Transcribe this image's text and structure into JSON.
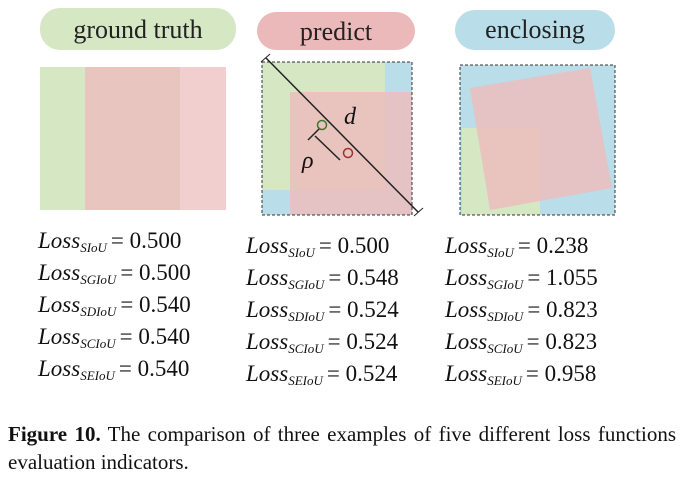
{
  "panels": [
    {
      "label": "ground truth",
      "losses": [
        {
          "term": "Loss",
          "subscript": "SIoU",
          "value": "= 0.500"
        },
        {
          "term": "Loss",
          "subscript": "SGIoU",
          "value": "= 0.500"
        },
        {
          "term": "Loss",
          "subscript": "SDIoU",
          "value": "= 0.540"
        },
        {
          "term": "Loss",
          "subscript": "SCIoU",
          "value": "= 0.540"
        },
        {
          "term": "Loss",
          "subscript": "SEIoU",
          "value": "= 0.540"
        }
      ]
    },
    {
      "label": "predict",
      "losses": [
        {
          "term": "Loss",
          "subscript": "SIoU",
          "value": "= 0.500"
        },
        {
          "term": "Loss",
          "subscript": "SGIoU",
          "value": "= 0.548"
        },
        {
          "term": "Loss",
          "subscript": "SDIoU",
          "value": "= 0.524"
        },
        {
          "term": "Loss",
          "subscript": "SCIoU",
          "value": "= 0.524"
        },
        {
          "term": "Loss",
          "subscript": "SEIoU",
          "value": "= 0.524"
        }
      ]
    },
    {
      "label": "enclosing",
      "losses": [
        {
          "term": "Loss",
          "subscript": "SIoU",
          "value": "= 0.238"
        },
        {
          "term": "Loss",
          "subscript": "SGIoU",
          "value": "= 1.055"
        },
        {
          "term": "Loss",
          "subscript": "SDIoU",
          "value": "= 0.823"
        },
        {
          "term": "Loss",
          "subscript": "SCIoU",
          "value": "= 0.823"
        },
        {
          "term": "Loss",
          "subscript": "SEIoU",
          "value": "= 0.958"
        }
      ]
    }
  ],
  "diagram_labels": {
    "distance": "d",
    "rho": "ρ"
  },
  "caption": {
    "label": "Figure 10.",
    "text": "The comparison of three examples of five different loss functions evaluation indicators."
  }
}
::::::
AIM:
Without the pictures, reproduce every line of the records above exactly.

ANSWER TO THIS EXERCISE:
Transcribe this image's text and structure into JSON.
{
  "panels": [
    {
      "label": "ground truth",
      "losses": [
        {
          "term": "Loss",
          "subscript": "SIoU",
          "value": "= 0.500"
        },
        {
          "term": "Loss",
          "subscript": "SGIoU",
          "value": "= 0.500"
        },
        {
          "term": "Loss",
          "subscript": "SDIoU",
          "value": "= 0.540"
        },
        {
          "term": "Loss",
          "subscript": "SCIoU",
          "value": "= 0.540"
        },
        {
          "term": "Loss",
          "subscript": "SEIoU",
          "value": "= 0.540"
        }
      ]
    },
    {
      "label": "predict",
      "losses": [
        {
          "term": "Loss",
          "subscript": "SIoU",
          "value": "= 0.500"
        },
        {
          "term": "Loss",
          "subscript": "SGIoU",
          "value": "= 0.548"
        },
        {
          "term": "Loss",
          "subscript": "SDIoU",
          "value": "= 0.524"
        },
        {
          "term": "Loss",
          "subscript": "SCIoU",
          "value": "= 0.524"
        },
        {
          "term": "Loss",
          "subscript": "SEIoU",
          "value": "= 0.524"
        }
      ]
    },
    {
      "label": "enclosing",
      "losses": [
        {
          "term": "Loss",
          "subscript": "SIoU",
          "value": "= 0.238"
        },
        {
          "term": "Loss",
          "subscript": "SGIoU",
          "value": "= 1.055"
        },
        {
          "term": "Loss",
          "subscript": "SDIoU",
          "value": "= 0.823"
        },
        {
          "term": "Loss",
          "subscript": "SCIoU",
          "value": "= 0.823"
        },
        {
          "term": "Loss",
          "subscript": "SEIoU",
          "value": "= 0.958"
        }
      ]
    }
  ],
  "diagram_labels": {
    "distance": "d",
    "rho": "ρ"
  },
  "caption": {
    "label": "Figure 10.",
    "text": "The comparison of three examples of five different loss functions evaluation indicators."
  }
}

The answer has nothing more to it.